** EXCERPTED PASSAGE **
In terms of critical reception, the series has earned a number of awards over the course of its 5 season stretch (Fig. 1), indicating a sustained interest in the lives and characters who appear on Teen Wolf with its target demographic, who overwhelmingly are comprised of teens and young adults between the ages of 12-34 (Ng). Indeed, at its premier the series was first in its time slot among teens in this age bracket and, according to Jeff Davis, the series significant online viewership was a contributing factor to the network's decision to renew Teen Wolf for its sixth season (Gorman). Over the past five years, the series has consistently maintained a weighted average of approximately 1.61 million viewers per season. This is especially significant for the age demographic when one considers that people aged 24 and under watch "roughly two fewer hours of live TV ... per week. And 25 to 34 year olds (roughly speaking, millennials) watch an hour less per week, down from 27 and a half hours to 26 and a half hours." About "50 percent of Americans now have subscription services like Netflix, Amazon Prime, and Hulu in their homes" (Koblin) which is up from 42 percent in 2015. Young adults familiar with technology generally use streaming devices like, tablets, laptops and phones to watch their media content. Consequently, their consumption numbers are systematically underestimated since Nielsen metrics rarely account for these non-TV devices. However, Gorman notes that "Tablets are now in 58 percent of American homes ... and time spent consuming media on tablets has increased 63 percent from 2014" (Gorman). Thus this demographic of viewer is an untapped share of the consumer base for series like Teen Wolf actively promoted on streaming networks like MTV and Netflix.
In terms of the composition of the cast, only a few individuals explicitly identify as a sexual minority. Danny Mahealani, played by Keahu Kahuanui is a Hawaiian, openly gay student and a human at Scott's high school. He is also a fellow lacrosse team player; Ethan (werewolf), played by Charlie Carver, is a white, openly gay lacrosse team player and member of Scott's pack who briefly dates Danny in Season 3; Mason Hewitt (human) played by Khylin Rhambo is an openly gay African American student at Scott's school and ultimately becomes enmeshed in a supernatural predicament of his own (more 011 this later) and briefly dates Lucas (chimera) played by Eddie Ramos; Brett Talbot (werewolf) played by Cody Saintgnue is a bisexual lacrosse team player for Devenford Prep, an opposing school, but quickly becomes involved with many of Scott's friends and pack members; And finally, Corey (a chimera, the result of an experiment by the Dread Doctors that produces a werewolf type creature with none of the supernatural vulnerabilities or characteristics other werewolves possess) played by Michael Johnston, is a student at Scott's high school and very recently returned from the dead with a renewed love interest in Mason Hewitt. What's most striking about this composition of characters is that they are overwhelmingly white, middle to upper class and almost without exception, openly gay or bisexual. Beacon Hills is a community that hosts its own mixed gay club Sinema, where under-aged teens can go to dance and mingle, and many of these characters are or have at one point been involved in same sex relationships.

** WRITTEN REQUEST 1 **
Which actors does the Teen Wolf passage name as playing a character?

(Records contained in a dataset)

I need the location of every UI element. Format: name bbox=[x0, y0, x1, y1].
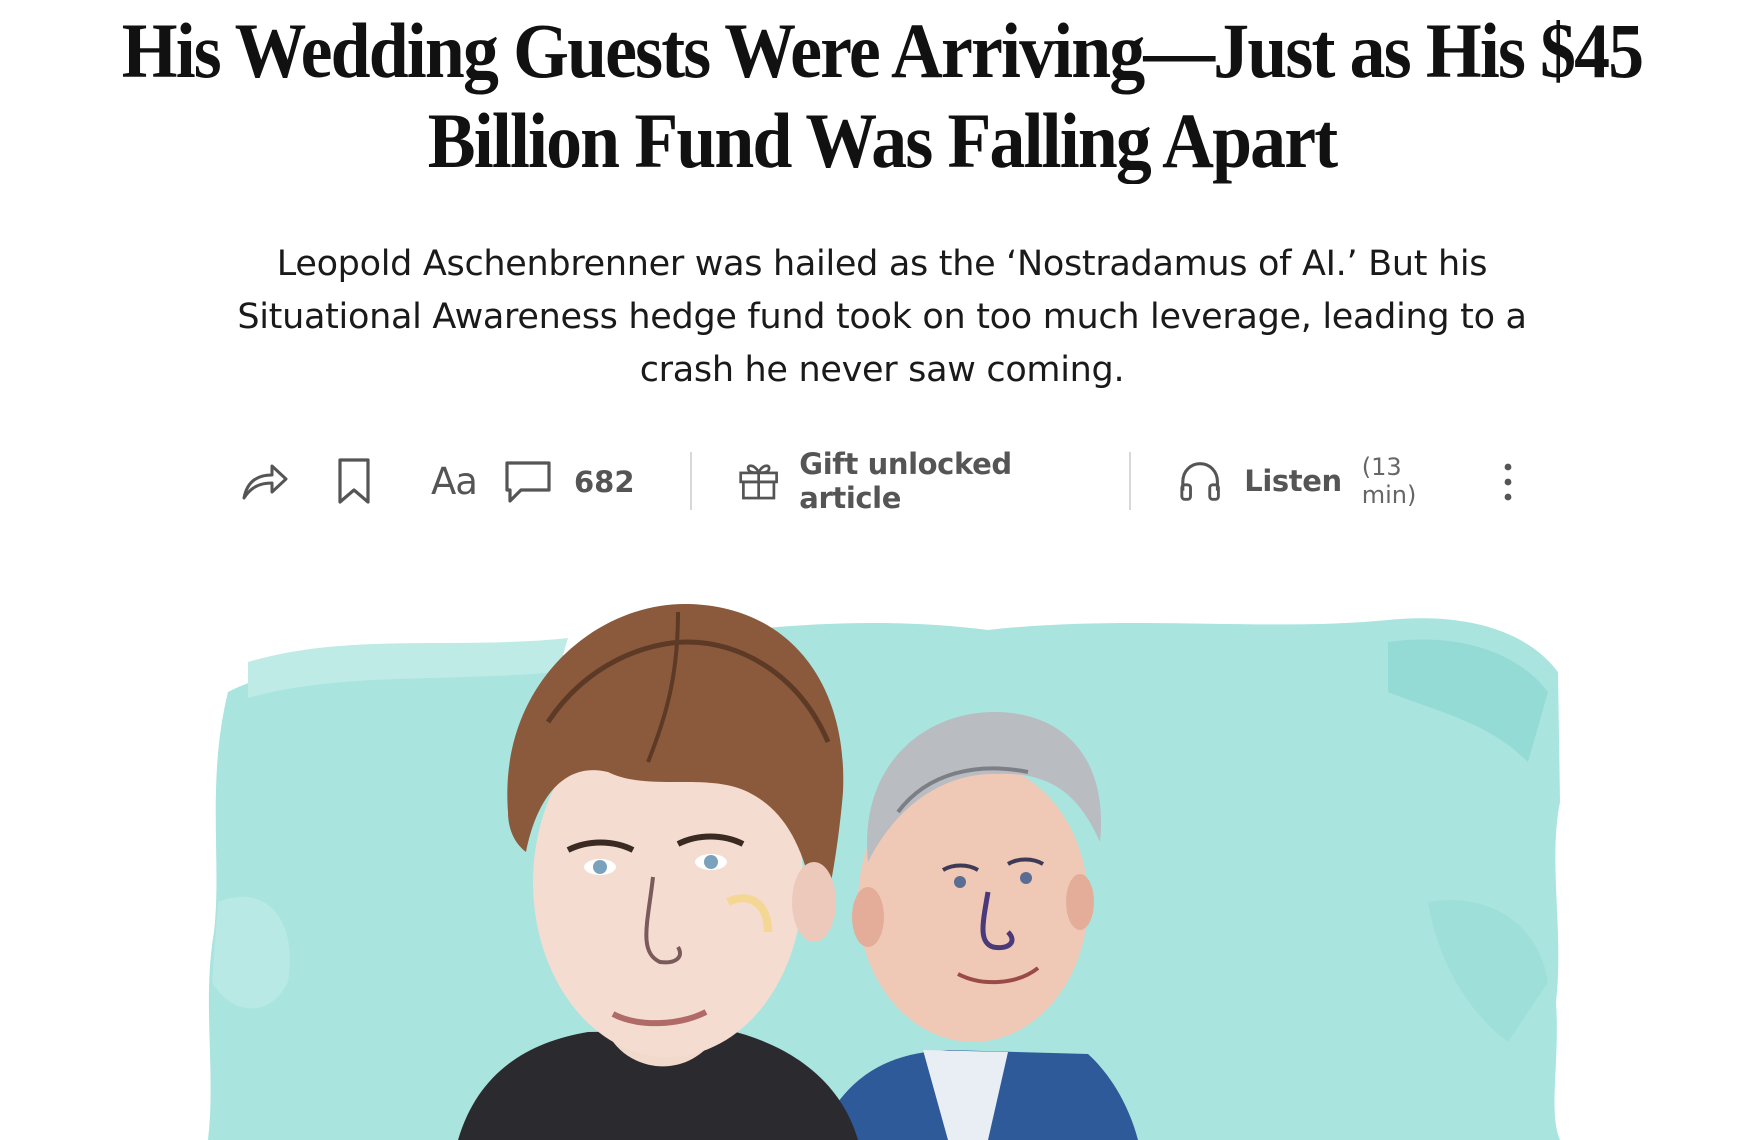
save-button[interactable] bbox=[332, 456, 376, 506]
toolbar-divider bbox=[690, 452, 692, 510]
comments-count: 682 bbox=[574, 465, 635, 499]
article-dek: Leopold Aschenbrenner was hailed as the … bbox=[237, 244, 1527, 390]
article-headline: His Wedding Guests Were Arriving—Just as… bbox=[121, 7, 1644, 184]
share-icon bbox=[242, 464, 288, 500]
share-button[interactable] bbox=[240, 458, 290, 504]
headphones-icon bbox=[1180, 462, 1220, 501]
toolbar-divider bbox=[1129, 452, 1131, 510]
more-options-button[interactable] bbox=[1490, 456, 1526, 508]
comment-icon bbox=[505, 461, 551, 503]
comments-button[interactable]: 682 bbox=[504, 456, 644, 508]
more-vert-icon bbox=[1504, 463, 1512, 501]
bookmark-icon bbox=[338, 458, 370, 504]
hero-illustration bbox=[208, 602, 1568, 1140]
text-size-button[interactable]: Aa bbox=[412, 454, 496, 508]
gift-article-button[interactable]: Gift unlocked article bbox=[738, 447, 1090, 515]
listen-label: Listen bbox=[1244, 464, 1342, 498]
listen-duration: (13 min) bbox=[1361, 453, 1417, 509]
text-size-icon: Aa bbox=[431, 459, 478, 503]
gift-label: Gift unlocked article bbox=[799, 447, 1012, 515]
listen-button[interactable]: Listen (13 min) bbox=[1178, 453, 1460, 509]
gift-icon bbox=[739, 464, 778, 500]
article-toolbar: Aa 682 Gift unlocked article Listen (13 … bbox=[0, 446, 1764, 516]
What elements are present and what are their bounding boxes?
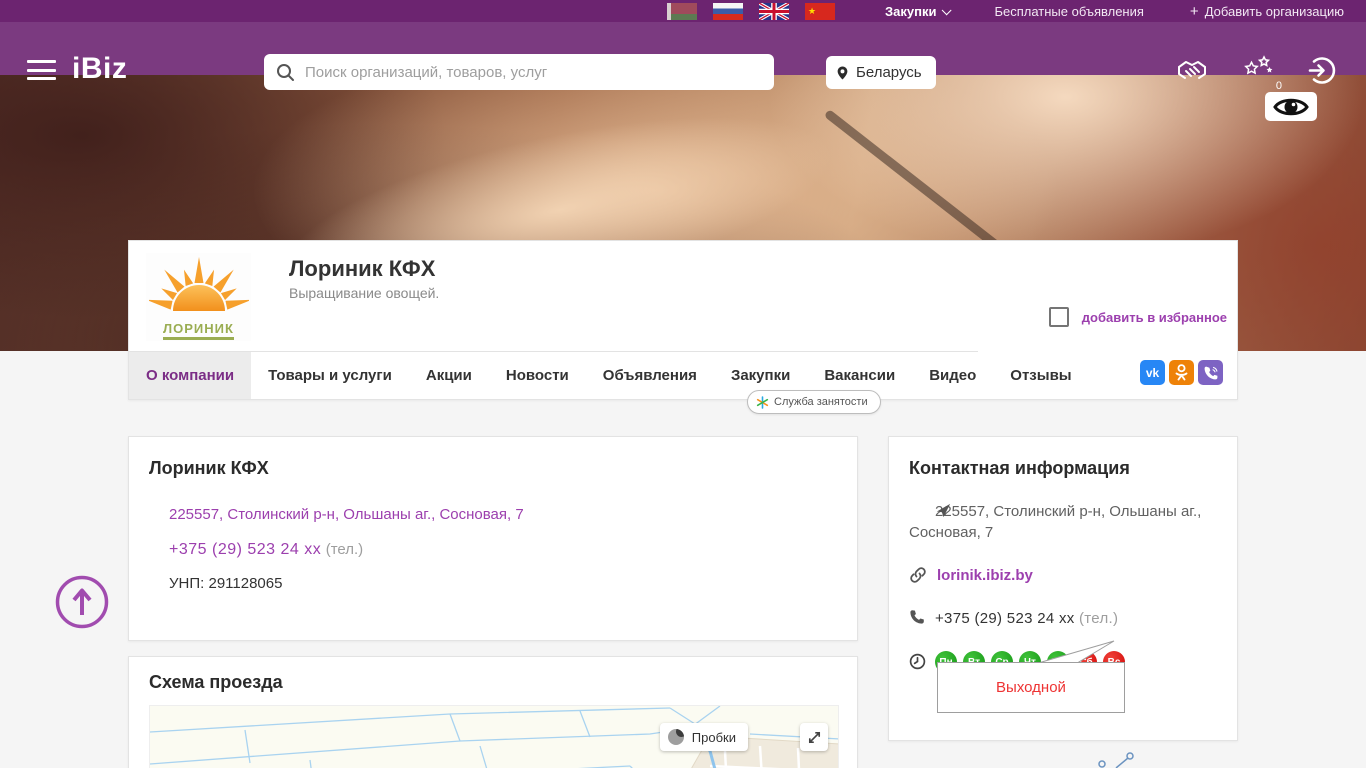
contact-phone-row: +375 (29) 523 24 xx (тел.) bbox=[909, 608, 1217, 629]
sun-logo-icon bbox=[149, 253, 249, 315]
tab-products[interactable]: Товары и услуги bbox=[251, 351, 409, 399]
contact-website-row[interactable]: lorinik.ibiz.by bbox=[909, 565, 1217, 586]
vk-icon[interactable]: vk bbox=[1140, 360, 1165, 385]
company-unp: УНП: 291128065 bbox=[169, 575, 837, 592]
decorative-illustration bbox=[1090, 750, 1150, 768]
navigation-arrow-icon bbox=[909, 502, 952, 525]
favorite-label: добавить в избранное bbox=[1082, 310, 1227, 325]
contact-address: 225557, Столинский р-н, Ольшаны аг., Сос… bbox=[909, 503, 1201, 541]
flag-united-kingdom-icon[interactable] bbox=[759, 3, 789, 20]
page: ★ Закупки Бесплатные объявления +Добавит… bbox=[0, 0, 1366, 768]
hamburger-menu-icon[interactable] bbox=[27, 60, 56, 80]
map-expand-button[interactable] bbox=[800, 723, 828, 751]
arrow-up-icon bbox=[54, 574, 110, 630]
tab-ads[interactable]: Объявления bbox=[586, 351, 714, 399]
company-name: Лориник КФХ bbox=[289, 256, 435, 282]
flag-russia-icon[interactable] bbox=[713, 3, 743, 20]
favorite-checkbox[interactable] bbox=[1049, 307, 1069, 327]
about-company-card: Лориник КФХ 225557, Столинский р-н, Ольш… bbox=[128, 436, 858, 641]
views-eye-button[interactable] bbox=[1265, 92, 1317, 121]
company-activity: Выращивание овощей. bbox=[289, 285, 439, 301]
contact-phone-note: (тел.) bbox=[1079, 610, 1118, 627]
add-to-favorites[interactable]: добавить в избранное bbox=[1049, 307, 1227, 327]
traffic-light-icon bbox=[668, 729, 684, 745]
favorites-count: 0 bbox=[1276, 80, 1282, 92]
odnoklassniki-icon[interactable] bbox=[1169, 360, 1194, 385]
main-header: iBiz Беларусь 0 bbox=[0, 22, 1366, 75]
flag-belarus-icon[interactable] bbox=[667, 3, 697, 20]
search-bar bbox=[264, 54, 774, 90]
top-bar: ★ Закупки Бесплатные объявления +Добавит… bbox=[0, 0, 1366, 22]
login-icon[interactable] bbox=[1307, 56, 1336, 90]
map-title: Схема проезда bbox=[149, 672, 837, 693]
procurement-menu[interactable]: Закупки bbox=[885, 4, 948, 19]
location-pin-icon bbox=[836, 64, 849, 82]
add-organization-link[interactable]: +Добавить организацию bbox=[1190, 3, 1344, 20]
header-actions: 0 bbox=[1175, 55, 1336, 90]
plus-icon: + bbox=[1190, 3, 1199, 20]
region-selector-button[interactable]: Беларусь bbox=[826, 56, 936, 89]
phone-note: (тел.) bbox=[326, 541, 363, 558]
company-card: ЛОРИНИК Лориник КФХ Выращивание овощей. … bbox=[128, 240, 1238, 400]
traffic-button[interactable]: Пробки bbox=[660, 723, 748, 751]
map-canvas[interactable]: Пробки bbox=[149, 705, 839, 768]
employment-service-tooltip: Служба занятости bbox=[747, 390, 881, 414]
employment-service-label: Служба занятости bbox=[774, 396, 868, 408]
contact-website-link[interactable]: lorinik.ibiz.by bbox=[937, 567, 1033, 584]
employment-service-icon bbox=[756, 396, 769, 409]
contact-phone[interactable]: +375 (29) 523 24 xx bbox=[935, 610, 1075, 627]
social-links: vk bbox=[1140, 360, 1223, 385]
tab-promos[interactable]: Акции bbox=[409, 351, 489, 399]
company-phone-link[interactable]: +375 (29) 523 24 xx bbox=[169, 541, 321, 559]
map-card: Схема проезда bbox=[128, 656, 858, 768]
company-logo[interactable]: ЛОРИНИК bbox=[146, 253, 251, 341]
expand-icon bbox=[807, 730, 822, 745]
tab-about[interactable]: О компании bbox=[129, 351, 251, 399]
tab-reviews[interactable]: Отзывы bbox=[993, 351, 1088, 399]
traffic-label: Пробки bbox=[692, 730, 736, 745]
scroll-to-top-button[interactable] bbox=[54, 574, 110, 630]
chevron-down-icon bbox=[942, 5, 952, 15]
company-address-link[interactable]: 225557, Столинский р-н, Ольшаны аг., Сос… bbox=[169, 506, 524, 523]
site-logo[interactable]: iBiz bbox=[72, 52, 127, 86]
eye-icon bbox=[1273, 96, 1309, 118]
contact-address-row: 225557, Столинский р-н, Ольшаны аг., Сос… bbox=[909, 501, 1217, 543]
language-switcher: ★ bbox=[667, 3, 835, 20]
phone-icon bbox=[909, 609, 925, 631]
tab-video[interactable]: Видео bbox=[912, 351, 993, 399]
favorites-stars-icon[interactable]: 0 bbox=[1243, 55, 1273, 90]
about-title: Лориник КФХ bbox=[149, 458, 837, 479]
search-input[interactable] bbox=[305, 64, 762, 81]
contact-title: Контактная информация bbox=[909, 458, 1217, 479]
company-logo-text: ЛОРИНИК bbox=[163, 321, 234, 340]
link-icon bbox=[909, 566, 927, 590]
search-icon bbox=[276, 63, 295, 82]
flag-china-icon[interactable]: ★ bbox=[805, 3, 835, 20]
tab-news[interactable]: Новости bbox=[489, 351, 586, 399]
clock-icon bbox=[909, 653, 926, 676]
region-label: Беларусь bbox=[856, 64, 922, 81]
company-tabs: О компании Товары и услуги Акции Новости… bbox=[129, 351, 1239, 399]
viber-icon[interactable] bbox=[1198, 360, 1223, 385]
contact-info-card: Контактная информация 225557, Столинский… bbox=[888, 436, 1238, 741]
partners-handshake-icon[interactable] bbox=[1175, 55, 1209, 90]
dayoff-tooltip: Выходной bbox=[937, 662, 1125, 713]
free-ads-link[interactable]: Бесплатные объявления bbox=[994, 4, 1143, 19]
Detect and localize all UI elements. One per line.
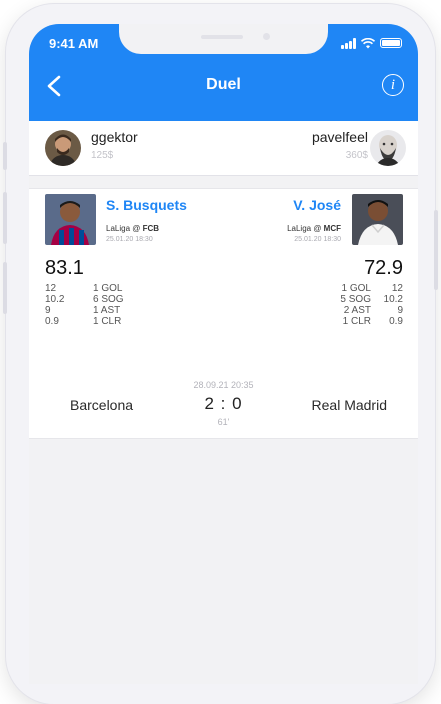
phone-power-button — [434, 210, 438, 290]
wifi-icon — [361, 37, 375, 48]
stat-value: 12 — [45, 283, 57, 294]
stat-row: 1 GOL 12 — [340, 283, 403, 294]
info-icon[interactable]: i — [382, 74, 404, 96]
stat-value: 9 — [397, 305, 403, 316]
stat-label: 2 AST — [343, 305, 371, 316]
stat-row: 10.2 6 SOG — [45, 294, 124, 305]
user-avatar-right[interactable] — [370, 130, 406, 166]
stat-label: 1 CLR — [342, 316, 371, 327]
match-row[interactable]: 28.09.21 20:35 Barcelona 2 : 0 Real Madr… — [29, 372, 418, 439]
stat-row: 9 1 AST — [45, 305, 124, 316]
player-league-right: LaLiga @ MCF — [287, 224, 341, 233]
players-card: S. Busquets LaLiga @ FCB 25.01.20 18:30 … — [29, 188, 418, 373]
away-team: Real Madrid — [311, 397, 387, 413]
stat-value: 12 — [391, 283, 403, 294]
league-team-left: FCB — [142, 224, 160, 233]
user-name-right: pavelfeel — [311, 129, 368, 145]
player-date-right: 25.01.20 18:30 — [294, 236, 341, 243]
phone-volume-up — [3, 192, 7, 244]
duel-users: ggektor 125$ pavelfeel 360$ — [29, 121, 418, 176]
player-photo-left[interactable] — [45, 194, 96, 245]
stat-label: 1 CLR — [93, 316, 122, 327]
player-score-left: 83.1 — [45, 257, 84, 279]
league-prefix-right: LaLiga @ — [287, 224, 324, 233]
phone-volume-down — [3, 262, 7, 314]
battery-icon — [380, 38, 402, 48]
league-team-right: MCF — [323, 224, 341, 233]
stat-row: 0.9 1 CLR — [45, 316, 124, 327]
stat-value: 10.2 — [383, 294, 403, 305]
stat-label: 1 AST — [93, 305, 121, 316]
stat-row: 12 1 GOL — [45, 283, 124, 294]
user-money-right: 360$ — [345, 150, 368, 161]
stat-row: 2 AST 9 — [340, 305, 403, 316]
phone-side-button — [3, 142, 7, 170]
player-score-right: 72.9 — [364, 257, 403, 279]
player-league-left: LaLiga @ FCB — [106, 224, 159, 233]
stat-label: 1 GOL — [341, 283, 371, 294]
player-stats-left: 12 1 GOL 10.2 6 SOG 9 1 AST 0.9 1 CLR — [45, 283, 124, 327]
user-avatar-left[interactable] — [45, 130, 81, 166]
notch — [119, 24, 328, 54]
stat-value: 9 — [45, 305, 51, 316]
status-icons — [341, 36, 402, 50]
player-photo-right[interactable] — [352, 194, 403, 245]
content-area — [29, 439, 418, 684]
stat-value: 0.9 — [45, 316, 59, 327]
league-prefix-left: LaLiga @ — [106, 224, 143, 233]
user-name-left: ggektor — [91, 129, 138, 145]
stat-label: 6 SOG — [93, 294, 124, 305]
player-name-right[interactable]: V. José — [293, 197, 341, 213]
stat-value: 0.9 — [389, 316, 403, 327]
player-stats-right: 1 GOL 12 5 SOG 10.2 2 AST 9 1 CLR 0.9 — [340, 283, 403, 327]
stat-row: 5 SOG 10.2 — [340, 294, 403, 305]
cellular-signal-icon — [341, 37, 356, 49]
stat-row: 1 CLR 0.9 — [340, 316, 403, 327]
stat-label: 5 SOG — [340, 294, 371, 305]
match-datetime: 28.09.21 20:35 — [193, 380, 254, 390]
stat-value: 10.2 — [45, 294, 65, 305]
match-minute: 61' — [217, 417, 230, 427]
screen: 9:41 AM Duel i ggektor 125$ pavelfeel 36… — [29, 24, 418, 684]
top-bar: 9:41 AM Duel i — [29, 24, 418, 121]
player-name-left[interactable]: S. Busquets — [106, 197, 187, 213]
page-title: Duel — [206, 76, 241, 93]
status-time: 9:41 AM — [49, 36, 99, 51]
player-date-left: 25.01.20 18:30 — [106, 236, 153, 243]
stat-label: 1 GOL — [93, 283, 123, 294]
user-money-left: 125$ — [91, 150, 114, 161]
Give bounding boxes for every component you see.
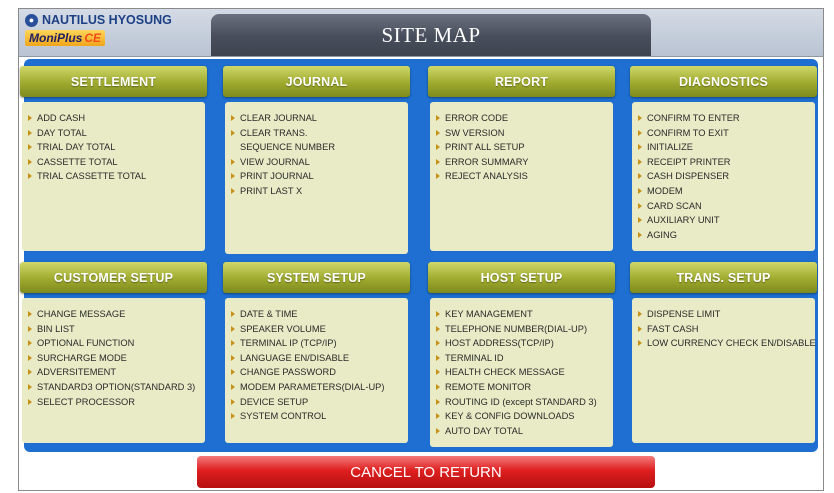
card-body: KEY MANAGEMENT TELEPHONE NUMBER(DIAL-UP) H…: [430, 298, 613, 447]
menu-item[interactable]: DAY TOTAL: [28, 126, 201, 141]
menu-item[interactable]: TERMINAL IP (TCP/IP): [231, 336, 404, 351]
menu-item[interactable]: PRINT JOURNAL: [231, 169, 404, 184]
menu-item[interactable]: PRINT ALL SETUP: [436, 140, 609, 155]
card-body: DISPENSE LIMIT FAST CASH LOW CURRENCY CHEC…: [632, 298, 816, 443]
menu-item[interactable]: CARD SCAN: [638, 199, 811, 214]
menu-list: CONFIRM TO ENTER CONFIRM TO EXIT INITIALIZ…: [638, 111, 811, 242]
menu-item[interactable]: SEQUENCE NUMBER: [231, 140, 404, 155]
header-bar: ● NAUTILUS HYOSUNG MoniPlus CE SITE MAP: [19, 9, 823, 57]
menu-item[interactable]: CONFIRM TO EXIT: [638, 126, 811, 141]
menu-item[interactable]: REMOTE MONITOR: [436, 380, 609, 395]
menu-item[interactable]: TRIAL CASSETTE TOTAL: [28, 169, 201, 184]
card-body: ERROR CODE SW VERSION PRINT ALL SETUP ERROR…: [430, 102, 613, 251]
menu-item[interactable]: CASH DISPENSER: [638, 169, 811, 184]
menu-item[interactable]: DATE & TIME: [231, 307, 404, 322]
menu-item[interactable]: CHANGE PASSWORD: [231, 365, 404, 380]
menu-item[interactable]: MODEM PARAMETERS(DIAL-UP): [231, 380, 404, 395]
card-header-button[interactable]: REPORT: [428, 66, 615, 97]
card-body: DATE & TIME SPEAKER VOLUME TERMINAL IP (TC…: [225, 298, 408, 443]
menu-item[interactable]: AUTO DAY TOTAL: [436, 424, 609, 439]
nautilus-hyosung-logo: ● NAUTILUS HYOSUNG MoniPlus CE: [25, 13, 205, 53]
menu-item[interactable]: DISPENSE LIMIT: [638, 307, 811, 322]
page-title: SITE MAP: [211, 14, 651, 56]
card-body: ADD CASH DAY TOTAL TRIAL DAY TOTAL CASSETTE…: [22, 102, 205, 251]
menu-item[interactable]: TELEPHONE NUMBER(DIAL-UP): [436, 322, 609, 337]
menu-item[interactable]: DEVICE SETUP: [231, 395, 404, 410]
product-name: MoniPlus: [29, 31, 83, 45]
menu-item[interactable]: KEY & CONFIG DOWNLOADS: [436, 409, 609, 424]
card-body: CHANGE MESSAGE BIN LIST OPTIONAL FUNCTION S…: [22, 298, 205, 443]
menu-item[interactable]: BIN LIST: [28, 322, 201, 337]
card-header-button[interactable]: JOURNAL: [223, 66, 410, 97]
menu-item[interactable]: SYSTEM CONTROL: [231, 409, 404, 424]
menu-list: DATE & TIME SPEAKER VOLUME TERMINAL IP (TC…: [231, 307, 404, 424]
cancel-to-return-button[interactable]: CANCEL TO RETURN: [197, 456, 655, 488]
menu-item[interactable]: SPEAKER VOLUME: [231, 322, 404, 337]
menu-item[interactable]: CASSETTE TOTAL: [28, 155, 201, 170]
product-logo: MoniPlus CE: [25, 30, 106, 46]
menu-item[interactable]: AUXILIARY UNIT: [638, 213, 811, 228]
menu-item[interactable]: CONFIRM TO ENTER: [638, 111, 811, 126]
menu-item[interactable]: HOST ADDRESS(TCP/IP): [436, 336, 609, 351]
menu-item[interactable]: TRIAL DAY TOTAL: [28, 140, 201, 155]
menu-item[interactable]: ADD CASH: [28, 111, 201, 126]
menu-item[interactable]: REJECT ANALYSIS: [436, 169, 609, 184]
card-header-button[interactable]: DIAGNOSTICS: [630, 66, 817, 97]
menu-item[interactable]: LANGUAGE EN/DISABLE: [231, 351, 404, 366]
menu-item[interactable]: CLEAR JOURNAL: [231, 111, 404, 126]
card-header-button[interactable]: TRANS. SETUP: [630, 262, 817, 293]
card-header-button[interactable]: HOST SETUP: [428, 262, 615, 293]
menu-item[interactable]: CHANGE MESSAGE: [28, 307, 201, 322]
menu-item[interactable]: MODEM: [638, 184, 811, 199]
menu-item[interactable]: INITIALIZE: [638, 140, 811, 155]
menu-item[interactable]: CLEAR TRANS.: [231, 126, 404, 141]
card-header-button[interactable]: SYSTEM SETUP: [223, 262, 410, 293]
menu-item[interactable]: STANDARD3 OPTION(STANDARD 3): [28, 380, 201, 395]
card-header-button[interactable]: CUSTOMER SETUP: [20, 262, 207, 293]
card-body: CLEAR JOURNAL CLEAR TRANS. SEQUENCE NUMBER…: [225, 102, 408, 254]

** WRITTEN REQUEST 2 **
Could you reproduce the lines of the records from the one containing "contact-phone-row: +375 (29)" through the one containing "vk-icon[interactable]: vk bbox=[1140, 360, 1165, 385]", both included?

** TASK RESPONSE 1 **
Keahu Kahuanui, Charlie Carver, Khylin Rhambo, Eddie Ramos, Cody Saintgnue, Michael Johnston

** TASK RESPONSE 2 **
contact-phone-row: +375 (29) 523 24 xx (тел.) bbox=[909, 608, 1217, 629]
sun-logo-icon bbox=[149, 253, 249, 315]
tab-products[interactable]: Товары и услуги bbox=[251, 351, 409, 399]
contact-website-row[interactable]: lorinik.ibiz.by bbox=[909, 565, 1217, 586]
vk-icon[interactable]: vk bbox=[1140, 360, 1165, 385]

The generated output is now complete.